#### AIM OF THE TASK
Can the data below be set down again exactly, line for line?

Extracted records
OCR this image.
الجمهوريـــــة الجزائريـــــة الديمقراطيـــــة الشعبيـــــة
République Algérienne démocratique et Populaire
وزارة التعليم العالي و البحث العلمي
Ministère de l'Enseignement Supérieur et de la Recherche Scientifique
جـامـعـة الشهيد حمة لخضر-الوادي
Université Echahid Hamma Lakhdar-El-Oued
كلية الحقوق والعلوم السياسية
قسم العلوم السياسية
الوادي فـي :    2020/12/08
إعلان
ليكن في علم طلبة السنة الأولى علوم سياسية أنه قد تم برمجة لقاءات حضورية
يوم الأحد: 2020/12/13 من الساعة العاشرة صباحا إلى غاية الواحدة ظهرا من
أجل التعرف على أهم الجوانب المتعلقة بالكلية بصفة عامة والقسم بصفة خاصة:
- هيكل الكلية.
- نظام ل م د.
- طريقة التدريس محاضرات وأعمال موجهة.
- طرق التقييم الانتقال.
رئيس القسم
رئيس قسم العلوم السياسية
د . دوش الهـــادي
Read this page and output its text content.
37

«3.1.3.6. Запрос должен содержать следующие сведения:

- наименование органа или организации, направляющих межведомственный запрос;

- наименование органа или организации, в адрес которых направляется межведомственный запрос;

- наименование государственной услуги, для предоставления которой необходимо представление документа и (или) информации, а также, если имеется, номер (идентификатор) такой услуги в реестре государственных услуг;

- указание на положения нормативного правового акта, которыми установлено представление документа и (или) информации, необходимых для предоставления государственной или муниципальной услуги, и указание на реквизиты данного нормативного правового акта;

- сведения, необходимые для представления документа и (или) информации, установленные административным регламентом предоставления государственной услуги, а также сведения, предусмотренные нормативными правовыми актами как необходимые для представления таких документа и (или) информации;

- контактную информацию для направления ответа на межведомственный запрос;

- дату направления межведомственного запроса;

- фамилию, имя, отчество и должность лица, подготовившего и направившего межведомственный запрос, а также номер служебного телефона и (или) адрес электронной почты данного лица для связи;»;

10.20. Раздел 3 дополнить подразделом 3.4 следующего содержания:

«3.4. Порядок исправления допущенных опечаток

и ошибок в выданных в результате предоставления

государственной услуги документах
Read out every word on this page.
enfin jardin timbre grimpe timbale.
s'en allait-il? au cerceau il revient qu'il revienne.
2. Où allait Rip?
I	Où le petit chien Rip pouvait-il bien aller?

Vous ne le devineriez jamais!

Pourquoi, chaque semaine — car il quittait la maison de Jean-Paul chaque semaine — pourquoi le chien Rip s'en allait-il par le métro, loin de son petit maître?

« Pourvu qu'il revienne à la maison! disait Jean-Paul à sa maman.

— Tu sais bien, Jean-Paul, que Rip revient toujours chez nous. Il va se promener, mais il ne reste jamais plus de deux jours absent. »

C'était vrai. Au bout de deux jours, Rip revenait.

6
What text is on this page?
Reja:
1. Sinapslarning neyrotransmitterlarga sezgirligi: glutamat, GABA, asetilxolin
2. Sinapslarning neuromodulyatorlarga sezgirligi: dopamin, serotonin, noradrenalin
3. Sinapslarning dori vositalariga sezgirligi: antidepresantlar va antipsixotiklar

#### RESULT
OCR this image.
الجمهوريـــــة الجزائريـــــة الديمقراطيـــــة الشعبيـــــة
République Algérienne démocratique et Populaire
وزارة التعليم العالي و البحث العلمي
Ministère de l'Enseignement Supérieur et de la Recherche Scientifique
جـامـعـة الشهيد حمة لخضر-الوادي
Université Echahid Hamma Lakhdar-El-Oued
كلية الحقوق والعلوم السياسية
قسم العلوم السياسية
الوادي فـي :    2020/12/08
إعلان
ليكن في علم طلبة السنة الأولى علوم سياسية أنه قد تم برمجة لقاءات حضورية
يوم الأحد: 2020/12/13 من الساعة العاشرة صباحا إلى غاية الواحدة ظهرا من
أجل التعرف على أهم الجوانب المتعلقة بالكلية بصفة عامة والقسم بصفة خاصة:
- هيكل الكلية.
- نظام ل م د.
- طريقة التدريس محاضرات وأعمال موجهة.
- طرق التقييم الانتقال.
رئيس القسم
رئيس قسم العلوم السياسية
د . دوش الهـــادي
Read this page and output its text content.
37

«3.1.3.6. Запрос должен содержать следующие сведения:

- наименование органа или организации, направляющих межведомственный запрос;

- наименование органа или организации, в адрес которых направляется межведомственный запрос;

- наименование государственной услуги, для предоставления которой необходимо представление документа и (или) информации, а также, если имеется, номер (идентификатор) такой услуги в реестре государственных услуг;

- указание на положения нормативного правового акта, которыми установлено представление документа и (или) информации, необходимых для предоставления государственной или муниципальной услуги, и указание на реквизиты данного нормативного правового акта;

- сведения, необходимые для представления документа и (или) информации, установленные административным регламентом предоставления государственной услуги, а также сведения, предусмотренные нормативными правовыми актами как необходимые для представления таких документа и (или) информации;

- контактную информацию для направления ответа на межведомственный запрос;

- дату направления межведомственного запроса;

- фамилию, имя, отчество и должность лица, подготовившего и направившего межведомственный запрос, а также номер служебного телефона и (или) адрес электронной почты данного лица для связи;»;

10.20. Раздел 3 дополнить подразделом 3.4 следующего содержания:

«3.4. Порядок исправления допущенных опечаток

и ошибок в выданных в результате предоставления

государственной услуги документах
Read out every word on this page.
enfin jardin timbre grimpe timbale.
s'en allait-il? au cerceau il revient qu'il revienne.
2. Où allait Rip?
I	Où le petit chien Rip pouvait-il bien aller?

Vous ne le devineriez jamais!

Pourquoi, chaque semaine — car il quittait la maison de Jean-Paul chaque semaine — pourquoi le chien Rip s'en allait-il par le métro, loin de son petit maître?

« Pourvu qu'il revienne à la maison! disait Jean-Paul à sa maman.

— Tu sais bien, Jean-Paul, que Rip revient toujours chez nous. Il va se promener, mais il ne reste jamais plus de deux jours absent. »

C'était vrai. Au bout de deux jours, Rip revenait.

6
What text is on this page?
Reja:
1. Sinapslarning neyrotransmitterlarga sezgirligi: glutamat, GABA, asetilxolin
2. Sinapslarning neuromodulyatorlarga sezgirligi: dopamin, serotonin, noradrenalin
3. Sinapslarning dori vositalariga sezgirligi: antidepresantlar va antipsixotiklar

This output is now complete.